:: Input material

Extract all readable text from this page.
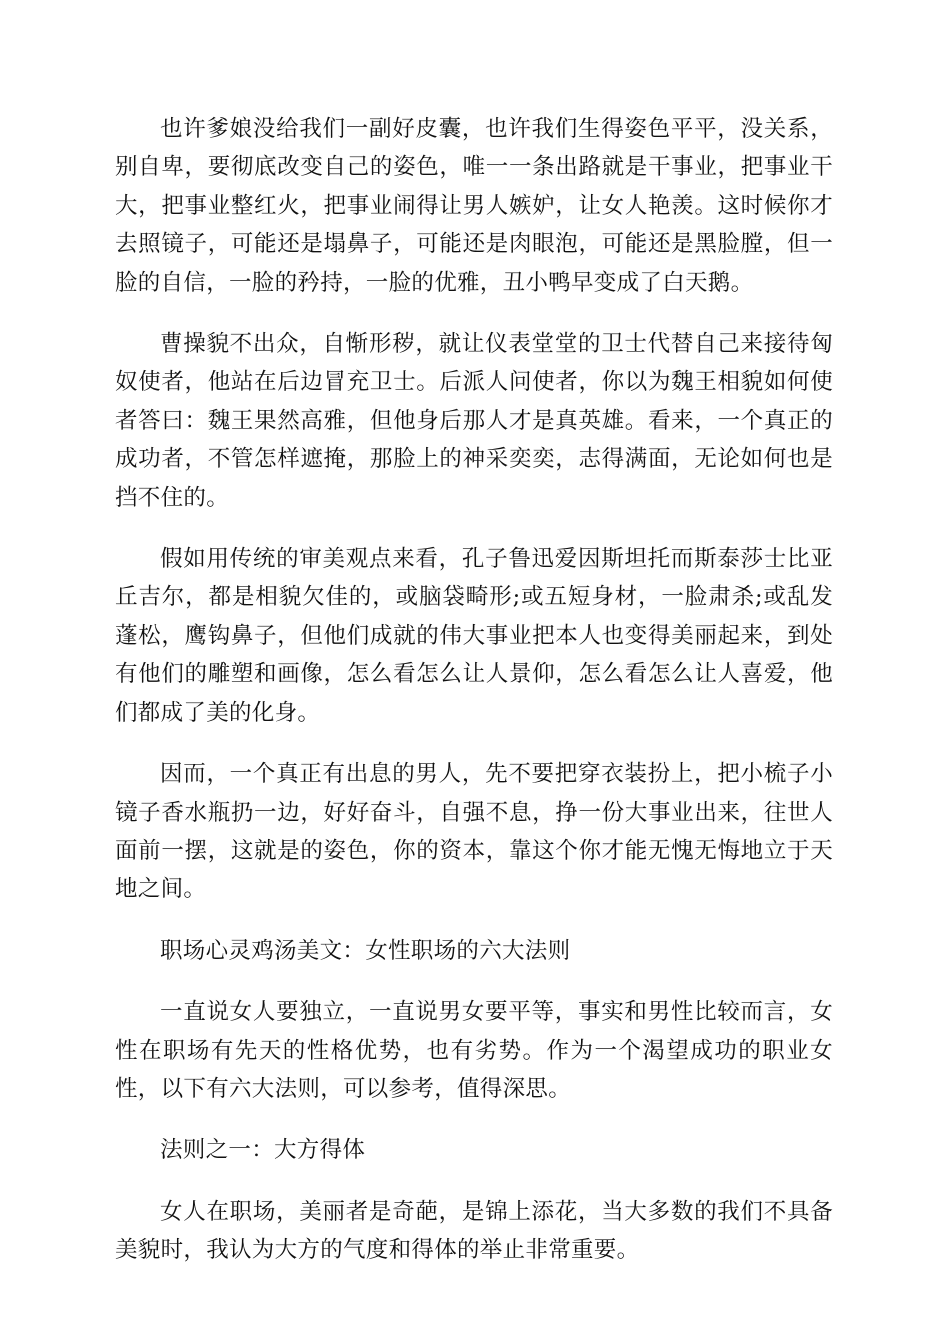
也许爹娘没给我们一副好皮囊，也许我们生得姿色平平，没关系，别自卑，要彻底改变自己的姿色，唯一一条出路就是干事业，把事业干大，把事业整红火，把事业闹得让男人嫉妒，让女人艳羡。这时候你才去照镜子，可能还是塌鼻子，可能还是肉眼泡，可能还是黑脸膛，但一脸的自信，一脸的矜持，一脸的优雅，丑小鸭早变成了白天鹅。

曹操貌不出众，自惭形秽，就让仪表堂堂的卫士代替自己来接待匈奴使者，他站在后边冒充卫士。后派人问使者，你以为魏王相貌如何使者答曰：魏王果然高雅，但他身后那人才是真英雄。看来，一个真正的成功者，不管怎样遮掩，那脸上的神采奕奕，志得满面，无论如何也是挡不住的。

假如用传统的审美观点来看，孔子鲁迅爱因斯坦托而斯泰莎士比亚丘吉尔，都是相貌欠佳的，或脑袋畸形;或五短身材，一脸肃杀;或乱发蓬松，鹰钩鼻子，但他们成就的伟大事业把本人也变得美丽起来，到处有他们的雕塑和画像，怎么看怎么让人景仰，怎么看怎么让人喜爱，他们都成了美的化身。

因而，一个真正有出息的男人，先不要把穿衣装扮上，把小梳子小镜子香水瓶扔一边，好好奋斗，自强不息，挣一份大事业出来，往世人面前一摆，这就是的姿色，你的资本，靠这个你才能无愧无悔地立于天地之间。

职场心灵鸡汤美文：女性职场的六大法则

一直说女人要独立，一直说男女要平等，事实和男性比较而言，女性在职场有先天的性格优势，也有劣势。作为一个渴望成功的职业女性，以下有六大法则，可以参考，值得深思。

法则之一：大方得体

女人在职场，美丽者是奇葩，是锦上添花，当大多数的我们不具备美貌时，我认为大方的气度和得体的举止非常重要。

::::

→ **What is expected**
Copy out each line word for word, please, skipping the images.

→ **Solution for this problem**
Extract all readable text from this page.
也许爹娘没给我们一副好皮囊，也许我们生得姿色平平，没关系，别自卑，要彻底改变自己的姿色，唯一一条出路就是干事业，把事业干大，把事业整红火，把事业闹得让男人嫉妒，让女人艳羡。这时候你才去照镜子，可能还是塌鼻子，可能还是肉眼泡，可能还是黑脸膛，但一脸的自信，一脸的矜持，一脸的优雅，丑小鸭早变成了白天鹅。

曹操貌不出众，自惭形秽，就让仪表堂堂的卫士代替自己来接待匈奴使者，他站在后边冒充卫士。后派人问使者，你以为魏王相貌如何使者答曰：魏王果然高雅，但他身后那人才是真英雄。看来，一个真正的成功者，不管怎样遮掩，那脸上的神采奕奕，志得满面，无论如何也是挡不住的。

假如用传统的审美观点来看，孔子鲁迅爱因斯坦托而斯泰莎士比亚丘吉尔，都是相貌欠佳的，或脑袋畸形;或五短身材，一脸肃杀;或乱发蓬松，鹰钩鼻子，但他们成就的伟大事业把本人也变得美丽起来，到处有他们的雕塑和画像，怎么看怎么让人景仰，怎么看怎么让人喜爱，他们都成了美的化身。

因而，一个真正有出息的男人，先不要把穿衣装扮上，把小梳子小镜子香水瓶扔一边，好好奋斗，自强不息，挣一份大事业出来，往世人面前一摆，这就是的姿色，你的资本，靠这个你才能无愧无悔地立于天地之间。

职场心灵鸡汤美文：女性职场的六大法则

一直说女人要独立，一直说男女要平等，事实和男性比较而言，女性在职场有先天的性格优势，也有劣势。作为一个渴望成功的职业女性，以下有六大法则，可以参考，值得深思。

法则之一：大方得体

女人在职场，美丽者是奇葩，是锦上添花，当大多数的我们不具备美貌时，我认为大方的气度和得体的举止非常重要。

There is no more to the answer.